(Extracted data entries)

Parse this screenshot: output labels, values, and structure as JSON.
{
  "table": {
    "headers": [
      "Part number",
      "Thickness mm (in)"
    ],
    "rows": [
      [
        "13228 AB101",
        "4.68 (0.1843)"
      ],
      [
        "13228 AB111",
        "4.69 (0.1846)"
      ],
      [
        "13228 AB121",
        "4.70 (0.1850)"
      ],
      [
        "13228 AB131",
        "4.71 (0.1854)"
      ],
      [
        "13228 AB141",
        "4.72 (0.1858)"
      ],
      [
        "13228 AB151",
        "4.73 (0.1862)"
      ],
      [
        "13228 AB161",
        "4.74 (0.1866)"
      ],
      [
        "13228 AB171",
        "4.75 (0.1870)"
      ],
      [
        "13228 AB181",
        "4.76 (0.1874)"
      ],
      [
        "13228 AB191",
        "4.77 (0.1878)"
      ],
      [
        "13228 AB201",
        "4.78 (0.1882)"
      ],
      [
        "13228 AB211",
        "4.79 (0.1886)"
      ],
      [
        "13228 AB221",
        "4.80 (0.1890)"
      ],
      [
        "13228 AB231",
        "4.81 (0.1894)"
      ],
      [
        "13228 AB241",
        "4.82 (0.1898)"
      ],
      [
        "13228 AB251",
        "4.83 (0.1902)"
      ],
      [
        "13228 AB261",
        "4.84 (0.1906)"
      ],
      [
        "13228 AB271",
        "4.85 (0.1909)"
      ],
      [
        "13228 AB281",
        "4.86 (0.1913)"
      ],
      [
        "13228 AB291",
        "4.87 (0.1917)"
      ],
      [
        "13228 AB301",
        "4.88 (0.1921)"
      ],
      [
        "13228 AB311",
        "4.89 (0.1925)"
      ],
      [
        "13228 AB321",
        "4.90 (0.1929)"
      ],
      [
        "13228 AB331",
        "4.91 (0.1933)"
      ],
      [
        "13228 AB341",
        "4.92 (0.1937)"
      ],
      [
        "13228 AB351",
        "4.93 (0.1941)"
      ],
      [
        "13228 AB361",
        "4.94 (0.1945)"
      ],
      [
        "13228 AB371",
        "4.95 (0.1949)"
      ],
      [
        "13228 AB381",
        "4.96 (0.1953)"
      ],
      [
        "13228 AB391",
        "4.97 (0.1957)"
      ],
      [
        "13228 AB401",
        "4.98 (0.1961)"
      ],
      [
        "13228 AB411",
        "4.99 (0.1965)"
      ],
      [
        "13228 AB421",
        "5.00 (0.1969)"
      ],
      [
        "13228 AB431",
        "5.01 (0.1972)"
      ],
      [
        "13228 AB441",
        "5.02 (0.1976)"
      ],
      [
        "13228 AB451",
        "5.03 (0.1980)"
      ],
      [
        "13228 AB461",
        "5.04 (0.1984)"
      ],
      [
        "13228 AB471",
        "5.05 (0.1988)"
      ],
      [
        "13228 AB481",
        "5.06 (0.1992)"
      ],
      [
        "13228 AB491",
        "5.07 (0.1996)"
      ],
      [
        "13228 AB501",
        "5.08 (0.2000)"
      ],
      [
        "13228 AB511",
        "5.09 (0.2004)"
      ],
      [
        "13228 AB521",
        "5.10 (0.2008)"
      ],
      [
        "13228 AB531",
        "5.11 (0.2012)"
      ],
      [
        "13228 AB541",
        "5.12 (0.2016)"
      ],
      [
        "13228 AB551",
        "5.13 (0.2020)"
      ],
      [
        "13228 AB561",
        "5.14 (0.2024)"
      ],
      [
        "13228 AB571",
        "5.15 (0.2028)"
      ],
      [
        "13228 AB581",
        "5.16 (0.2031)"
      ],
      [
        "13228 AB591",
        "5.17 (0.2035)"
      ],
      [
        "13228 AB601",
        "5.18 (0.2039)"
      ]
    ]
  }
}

--- TO BE DONE ---
Extract each line of the listing above, copying it word for word.

--- SOLUTION FOR THIS TASK ---
Parse this screenshot: output labels, values, and structure as JSON.
{
  "table": {
    "headers": [
      "Part number",
      "Thickness mm (in)"
    ],
    "rows": [
      [
        "13228 AB101",
        "4.68 (0.1843)"
      ],
      [
        "13228 AB111",
        "4.69 (0.1846)"
      ],
      [
        "13228 AB121",
        "4.70 (0.1850)"
      ],
      [
        "13228 AB131",
        "4.71 (0.1854)"
      ],
      [
        "13228 AB141",
        "4.72 (0.1858)"
      ],
      [
        "13228 AB151",
        "4.73 (0.1862)"
      ],
      [
        "13228 AB161",
        "4.74 (0.1866)"
      ],
      [
        "13228 AB171",
        "4.75 (0.1870)"
      ],
      [
        "13228 AB181",
        "4.76 (0.1874)"
      ],
      [
        "13228 AB191",
        "4.77 (0.1878)"
      ],
      [
        "13228 AB201",
        "4.78 (0.1882)"
      ],
      [
        "13228 AB211",
        "4.79 (0.1886)"
      ],
      [
        "13228 AB221",
        "4.80 (0.1890)"
      ],
      [
        "13228 AB231",
        "4.81 (0.1894)"
      ],
      [
        "13228 AB241",
        "4.82 (0.1898)"
      ],
      [
        "13228 AB251",
        "4.83 (0.1902)"
      ],
      [
        "13228 AB261",
        "4.84 (0.1906)"
      ],
      [
        "13228 AB271",
        "4.85 (0.1909)"
      ],
      [
        "13228 AB281",
        "4.86 (0.1913)"
      ],
      [
        "13228 AB291",
        "4.87 (0.1917)"
      ],
      [
        "13228 AB301",
        "4.88 (0.1921)"
      ],
      [
        "13228 AB311",
        "4.89 (0.1925)"
      ],
      [
        "13228 AB321",
        "4.90 (0.1929)"
      ],
      [
        "13228 AB331",
        "4.91 (0.1933)"
      ],
      [
        "13228 AB341",
        "4.92 (0.1937)"
      ],
      [
        "13228 AB351",
        "4.93 (0.1941)"
      ],
      [
        "13228 AB361",
        "4.94 (0.1945)"
      ],
      [
        "13228 AB371",
        "4.95 (0.1949)"
      ],
      [
        "13228 AB381",
        "4.96 (0.1953)"
      ],
      [
        "13228 AB391",
        "4.97 (0.1957)"
      ],
      [
        "13228 AB401",
        "4.98 (0.1961)"
      ],
      [
        "13228 AB411",
        "4.99 (0.1965)"
      ],
      [
        "13228 AB421",
        "5.00 (0.1969)"
      ],
      [
        "13228 AB431",
        "5.01 (0.1972)"
      ],
      [
        "13228 AB441",
        "5.02 (0.1976)"
      ],
      [
        "13228 AB451",
        "5.03 (0.1980)"
      ],
      [
        "13228 AB461",
        "5.04 (0.1984)"
      ],
      [
        "13228 AB471",
        "5.05 (0.1988)"
      ],
      [
        "13228 AB481",
        "5.06 (0.1992)"
      ],
      [
        "13228 AB491",
        "5.07 (0.1996)"
      ],
      [
        "13228 AB501",
        "5.08 (0.2000)"
      ],
      [
        "13228 AB511",
        "5.09 (0.2004)"
      ],
      [
        "13228 AB521",
        "5.10 (0.2008)"
      ],
      [
        "13228 AB531",
        "5.11 (0.2012)"
      ],
      [
        "13228 AB541",
        "5.12 (0.2016)"
      ],
      [
        "13228 AB551",
        "5.13 (0.2020)"
      ],
      [
        "13228 AB561",
        "5.14 (0.2024)"
      ],
      [
        "13228 AB571",
        "5.15 (0.2028)"
      ],
      [
        "13228 AB581",
        "5.16 (0.2031)"
      ],
      [
        "13228 AB591",
        "5.17 (0.2035)"
      ],
      [
        "13228 AB601",
        "5.18 (0.2039)"
      ]
    ]
  }
}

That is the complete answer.